● Exercise requirements
Duplicate the rows below verbatim, from the line with "notification-dot bbox=[176, 352, 181, 357]" to the line with "notice-button[interactable]: ◀ 通知 bbox=[454, 730, 476, 740]", inclusive of both.

● Exercise inputs
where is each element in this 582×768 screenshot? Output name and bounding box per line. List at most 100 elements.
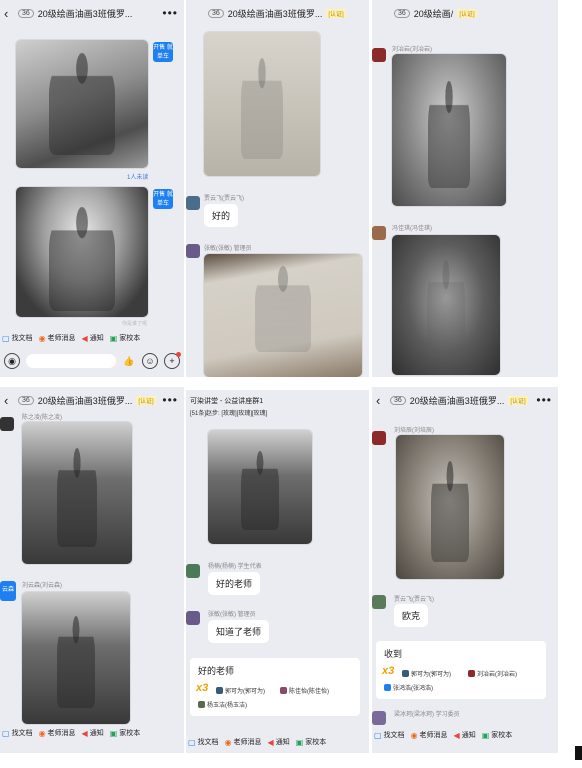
notification-dot bbox=[176, 352, 181, 357]
document-icon: ▢ bbox=[2, 333, 10, 343]
reactor-item: 张鸿浩(张鸿浩) bbox=[384, 683, 433, 692]
quick-toolbar: ▢ 找文档 ◉ 老师消息 ◀ 通知 ▣ 家校本 bbox=[372, 727, 558, 743]
home-school-button[interactable]: ▣ 家校本 bbox=[482, 730, 513, 740]
notice-button[interactable]: ◀ 通知 bbox=[454, 730, 476, 740]
chat-panel-1: ‹ 36 20级绘画油画3班俄罗... ••• 开售 就单车 1人未读 开售 就… bbox=[0, 0, 184, 377]
reactor-item: 陈佳怡(陈佳怡) bbox=[280, 686, 329, 695]
reaction-card[interactable]: 收到 x3 郭可为(郭可为) 刘冶岩(刘冶岩) 张鸿浩(张鸿浩) bbox=[376, 641, 546, 699]
role-tag: 学生代表 bbox=[237, 564, 262, 570]
back-arrow-icon[interactable]: ‹ bbox=[4, 6, 14, 21]
drawing-photo[interactable] bbox=[392, 54, 506, 206]
message-bubble[interactable]: 好的 bbox=[204, 204, 239, 227]
teacher-msg-label: 老师消息 bbox=[47, 730, 76, 737]
drawing-photo[interactable] bbox=[208, 430, 312, 544]
app-badge[interactable]: 开售 就单车 bbox=[153, 189, 173, 209]
find-doc-label: 找文档 bbox=[11, 730, 33, 737]
teacher-icon: ◉ bbox=[38, 333, 46, 343]
avatar[interactable] bbox=[372, 711, 386, 725]
unread-count: 36 bbox=[18, 8, 34, 18]
drawing-photo[interactable] bbox=[204, 32, 320, 176]
megaphone-icon: ◀ bbox=[267, 737, 274, 747]
chat-panel-4: ‹ 36 20级绘画油画3班俄罗... [认证] ••• 陈之凌(陈之凌) 云森… bbox=[0, 387, 184, 753]
drawing-photo[interactable] bbox=[396, 435, 504, 579]
more-icon[interactable]: ••• bbox=[536, 393, 552, 407]
find-doc-button[interactable]: ▢ 找文档 bbox=[188, 737, 219, 747]
read-receipt[interactable]: 1人未读 bbox=[127, 172, 148, 181]
notice-button[interactable]: ◀ 通知 bbox=[82, 333, 104, 343]
notice-label: 通知 bbox=[89, 335, 104, 342]
avatar[interactable] bbox=[186, 611, 200, 625]
find-doc-button[interactable]: ▢ 找文档 bbox=[2, 333, 33, 343]
megaphone-icon: ◀ bbox=[453, 730, 460, 740]
chat-panel-3: 36 20级绘画/ [认证] 刘冶岩(刘冶岩) 冯佳琪(冯佳琪) bbox=[372, 0, 558, 377]
forwarded-banner-title[interactable]: 可染讲堂 - 公益讲座群1 bbox=[190, 396, 263, 406]
home-school-button[interactable]: ▣ 家校本 bbox=[296, 737, 327, 747]
avatar[interactable] bbox=[372, 48, 386, 62]
teacher-msg-button[interactable]: ◉ 老师消息 bbox=[39, 333, 76, 343]
teacher-msg-button[interactable]: ◉ 老师消息 bbox=[39, 728, 76, 738]
reaction-card[interactable]: 好的老师 x3 郭可为(郭可为) 陈佳怡(陈佳怡) 杨玉洁(杨玉洁) bbox=[190, 658, 360, 716]
home-school-button[interactable]: ▣ 家校本 bbox=[110, 728, 141, 738]
home-school-label: 家校本 bbox=[305, 739, 327, 746]
group-title: 20级绘画油画3班俄罗... bbox=[37, 395, 133, 406]
drawing-photo[interactable] bbox=[22, 422, 132, 564]
avatar[interactable] bbox=[186, 244, 200, 258]
avatar[interactable] bbox=[186, 196, 200, 210]
notice-label: 通知 bbox=[275, 739, 290, 746]
notice-label: 通知 bbox=[461, 732, 476, 739]
find-doc-label: 找文档 bbox=[11, 335, 33, 342]
multiplier-badge: x3 bbox=[196, 682, 209, 694]
notice-button[interactable]: ◀ 通知 bbox=[82, 728, 104, 738]
drawing-photo[interactable] bbox=[16, 187, 148, 317]
more-icon[interactable]: ••• bbox=[162, 393, 178, 407]
reactor-item: 郭可为(郭可为) bbox=[402, 669, 451, 678]
sender-name: 刘云森(刘云森) bbox=[22, 583, 62, 589]
forwarded-banner-subtitle[interactable]: [51条]赵步: [玫瑰][玫瑰][玫瑰] bbox=[190, 408, 267, 417]
reactor-name: 郭可为(郭可为) bbox=[411, 672, 451, 678]
emoji-icon[interactable]: ☺ bbox=[142, 353, 158, 369]
message-bubble[interactable]: 欧克 bbox=[394, 604, 429, 627]
group-title: 20级绘画油画3班俄罗... bbox=[409, 395, 505, 406]
drawing-photo[interactable] bbox=[204, 254, 362, 377]
sender-name: 刘冶岩(刘冶岩) bbox=[392, 47, 432, 53]
reactor-name: 郭可为(郭可为) bbox=[225, 689, 265, 695]
home-school-button[interactable]: ▣ 家校本 bbox=[110, 333, 141, 343]
back-arrow-icon[interactable]: ‹ bbox=[4, 393, 14, 408]
find-doc-button[interactable]: ▢ 找文档 bbox=[374, 730, 405, 740]
drawing-photo[interactable] bbox=[22, 592, 130, 724]
back-arrow-icon[interactable]: ‹ bbox=[376, 393, 386, 408]
notice-button[interactable]: ◀ 通知 bbox=[268, 737, 290, 747]
app-badge[interactable]: 云森 bbox=[0, 581, 16, 601]
book-icon: ▣ bbox=[481, 730, 490, 740]
add-icon[interactable]: + bbox=[164, 352, 181, 369]
app-badge[interactable]: 开售 就单车 bbox=[153, 42, 173, 62]
avatar[interactable] bbox=[186, 564, 200, 578]
home-school-label: 家校本 bbox=[119, 730, 141, 737]
verified-tag: [认证] bbox=[326, 8, 346, 18]
voice-icon[interactable]: ◉ bbox=[4, 353, 20, 369]
teacher-msg-button[interactable]: ◉ 老师消息 bbox=[225, 737, 262, 747]
message-bubble[interactable]: 知道了老师 bbox=[208, 620, 270, 643]
home-school-label: 家校本 bbox=[491, 732, 513, 739]
book-icon: ▣ bbox=[109, 333, 118, 343]
sender-name: 张敏(张敏) 管理员 bbox=[204, 243, 252, 252]
avatar[interactable] bbox=[372, 431, 386, 445]
find-doc-button[interactable]: ▢ 找文档 bbox=[2, 728, 33, 738]
drawing-photo[interactable] bbox=[16, 40, 148, 168]
quick-toolbar: ▢ 找文档 ◉ 老师消息 ◀ 通知 ▣ 家校本 bbox=[186, 734, 369, 750]
avatar[interactable] bbox=[0, 417, 14, 431]
sender-name: 贾云飞(贾云飞) bbox=[204, 196, 244, 202]
avatar[interactable] bbox=[372, 595, 386, 609]
message-bubble[interactable]: 好的老师 bbox=[208, 572, 261, 595]
reactor-item: 刘冶岩(刘冶岩) bbox=[468, 669, 517, 678]
role-tag: 管理员 bbox=[233, 246, 252, 252]
teacher-msg-button[interactable]: ◉ 老师消息 bbox=[411, 730, 448, 740]
find-doc-label: 找文档 bbox=[197, 739, 219, 746]
message-input[interactable] bbox=[26, 354, 116, 368]
reactor-name: 张鸿浩(张鸿浩) bbox=[393, 686, 433, 692]
drawing-photo[interactable] bbox=[392, 235, 500, 375]
avatar[interactable] bbox=[372, 226, 386, 240]
megaphone-icon: ◀ bbox=[81, 333, 88, 343]
more-icon[interactable]: ••• bbox=[162, 6, 178, 20]
thumbs-up-icon[interactable]: 👍 bbox=[122, 354, 136, 368]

● Result of this exercise
notification-dot bbox=[176, 352, 181, 357]
document-icon: ▢ bbox=[2, 333, 10, 343]
reactor-item: 张鸿浩(张鸿浩) bbox=[384, 683, 433, 692]
quick-toolbar: ▢ 找文档 ◉ 老师消息 ◀ 通知 ▣ 家校本 bbox=[372, 727, 558, 743]
home-school-button[interactable]: ▣ 家校本 bbox=[482, 730, 513, 740]
notice-button[interactable]: ◀ 通知 bbox=[454, 730, 476, 740]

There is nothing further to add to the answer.